§ **EXERCISE GOAL**
Reproduce all of the material exactly as shown.

**** PROVIDED MATERIAL ****

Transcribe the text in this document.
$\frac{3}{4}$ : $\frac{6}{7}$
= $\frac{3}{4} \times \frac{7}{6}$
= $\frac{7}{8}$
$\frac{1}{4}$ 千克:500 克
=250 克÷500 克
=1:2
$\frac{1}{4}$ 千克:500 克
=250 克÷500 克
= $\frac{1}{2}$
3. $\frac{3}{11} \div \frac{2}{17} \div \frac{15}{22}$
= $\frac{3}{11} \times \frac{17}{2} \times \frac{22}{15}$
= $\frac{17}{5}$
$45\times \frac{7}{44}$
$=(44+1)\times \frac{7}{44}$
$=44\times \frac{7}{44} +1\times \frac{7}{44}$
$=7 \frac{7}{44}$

****

§ **TASK RESPONSE**
Transcribe the text in this document.
$\frac{3}{4}$ : $\frac{6}{7}$
= $\frac{3}{4} \times \frac{7}{6}$
= $\frac{7}{8}$
$\frac{1}{4}$ 千克:500 克
=250 克÷500 克
=1:2
$\frac{1}{4}$ 千克:500 克
=250 克÷500 克
= $\frac{1}{2}$
3. $\frac{3}{11} \div \frac{2}{17} \div \frac{15}{22}$
= $\frac{3}{11} \times \frac{17}{2} \times \frac{22}{15}$
= $\frac{17}{5}$
$45\times \frac{7}{44}$
$=(44+1)\times \frac{7}{44}$
$=44\times \frac{7}{44} +1\times \frac{7}{44}$
$=7 \frac{7}{44}$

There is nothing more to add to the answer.